** start of DATA IN THIS EXERCISE **

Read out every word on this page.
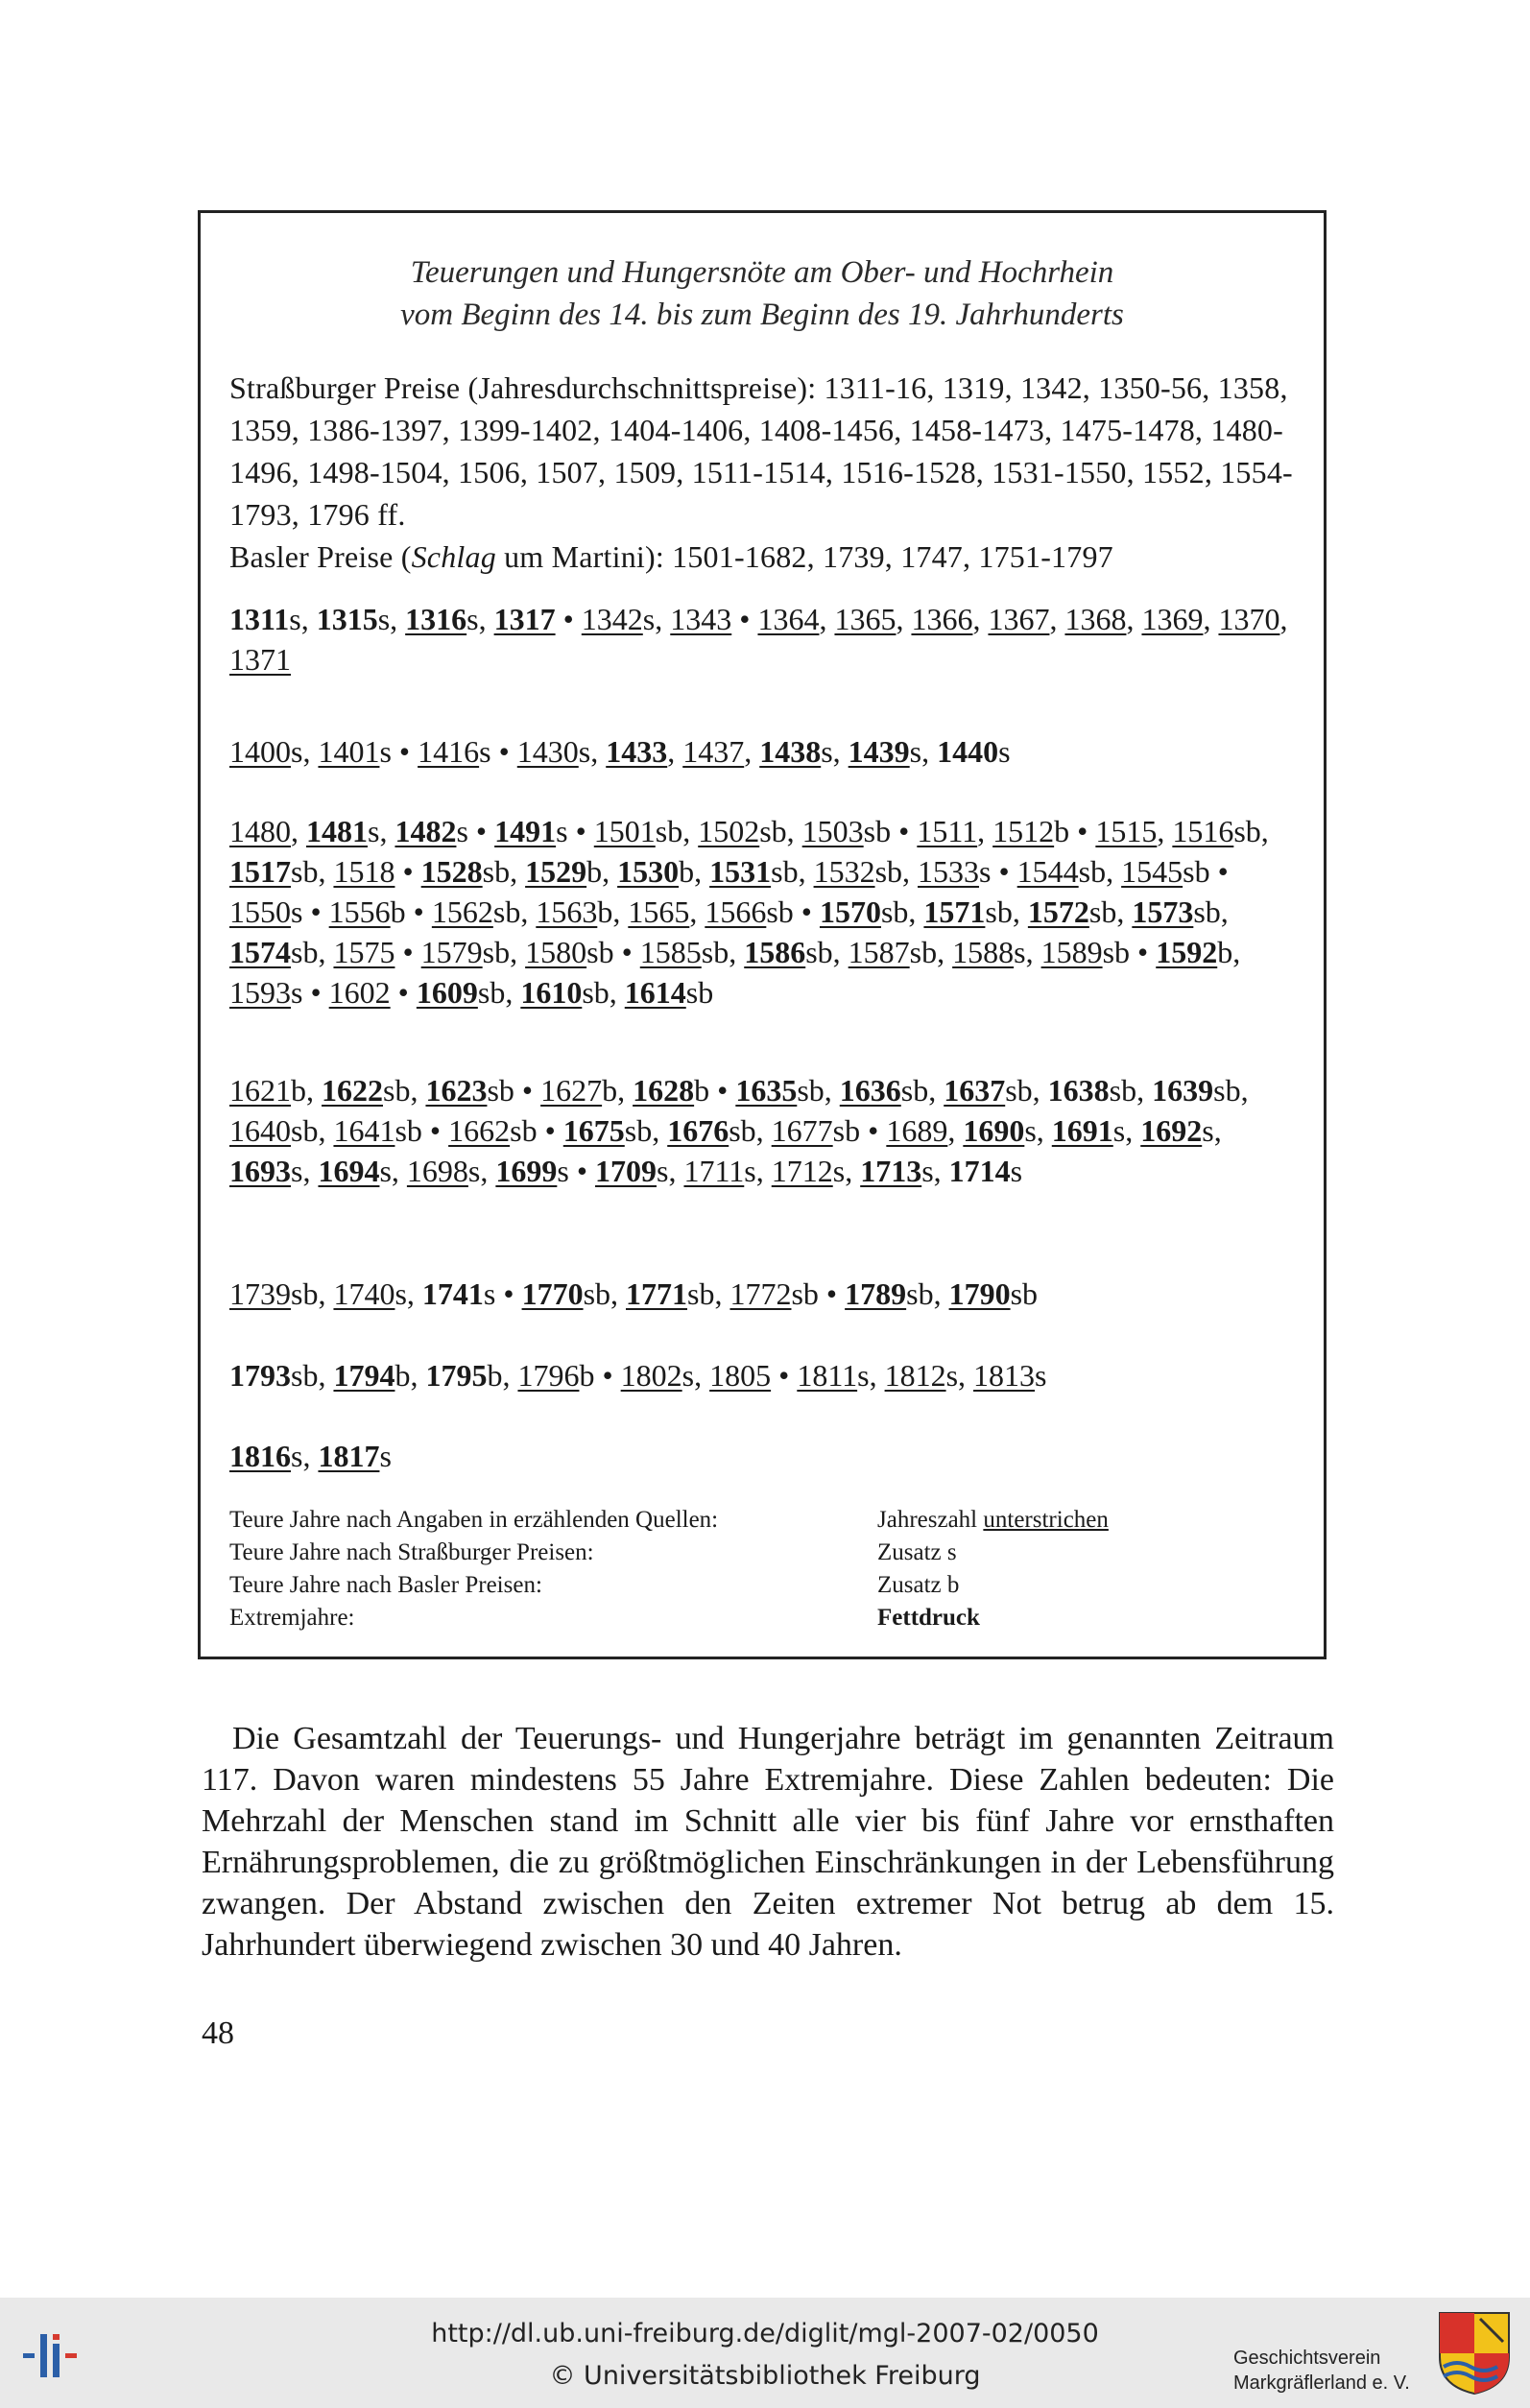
Teuerungen und Hungersnöte am Ober- und Hochrhein
vom Beginn des 14. bis zum Beginn des 19. Jahrhunderts

Straßburger Preise (Jahresdurchschnittspreise): 1311-16, 1319, 1342, 1350-56, 1358, 1359, 1386-1397, 1399-1402, 1404-1406, 1408-1456, 1458-1473, 1475-1478, 1480-1496, 1498-1504, 1506, 1507, 1509, 1511-1514, 1516-1528, 1531-1550, 1552, 1554-1793, 1796 ff.

Basler Preise (Schlag um Martini): 1501-1682, 1739, 1747, 1751-1797

1311s, 1315s, 1316s, 1317 • 1342s, 1343 • 1364, 1365, 1366, 1367, 1368, 1369, 1370, 1371
1400s, 1401s • 1416s • 1430s, 1433, 1437, 1438s, 1439s, 1440s
1480, 1481s, 1482s • 1491s • 1501sb, 1502sb, 1503sb • 1511, 1512b • 1515, 1516sb, 1517sb, 1518 • 1528sb, 1529b, 1530b, 1531sb, 1532sb, 1533s • 1544sb, 1545sb • 1550s • 1556b • 1562sb, 1563b, 1565, 1566sb • 1570sb, 1571sb, 1572sb, 1573sb, 1574sb, 1575 • 1579sb, 1580sb • 1585sb, 1586sb, 1587sb, 1588s, 1589sb • 1592b, 1593s • 1602 • 1609sb, 1610sb, 1614sb
1621b, 1622sb, 1623sb • 1627b, 1628b • 1635sb, 1636sb, 1637sb, 1638sb, 1639sb, 1640sb, 1641sb • 1662sb • 1675sb, 1676sb, 1677sb • 1689, 1690s, 1691s, 1692s, 1693s, 1694s, 1698s, 1699s • 1709s, 1711s, 1712s, 1713s, 1714s
1739sb, 1740s, 1741s • 1770sb, 1771sb, 1772sb • 1789sb, 1790sb
1793sb, 1794b, 1795b, 1796b • 1802s, 1805 • 1811s, 1812s, 1813s
1816s, 1817s
Teure Jahre nach Angaben in erzählenden Quellen:	Jahreszahl unterstrichen
Teure Jahre nach Straßburger Preisen:	Zusatz s
Teure Jahre nach Basler Preisen:	Zusatz b
Extremjahre:	Fettdruck
Die Gesamtzahl der Teuerungs- und Hungerjahre beträgt im genannten Zeitraum 117. Davon waren mindestens 55 Jahre Extremjahre. Diese Zahlen bedeuten: Die Mehrzahl der Menschen stand im Schnitt alle vier bis fünf Jahre vor ernsthaften Ernährungsproblemen, die zu größtmöglichen Einschränkungen in der Lebensführung zwangen. Der Abstand zwischen den Zeiten extremer Not betrug ab dem 15. Jahrhundert überwiegend zwischen 30 und 40 Jahren.
48
http://dl.ub.uni-freiburg.de/diglit/mgl-2007-02/0050
© Universitätsbibliothek Freiburg
Geschichtsverein
Markgräflerland e. V.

** end of DATA IN THIS EXERCISE **

■ INSTRUCTIONS TO FOLLOW:
Among the lines of the data above, count those holding "Zusatz" and state only the number.

■ SOLUTION FOR THIS PROBLEM:
2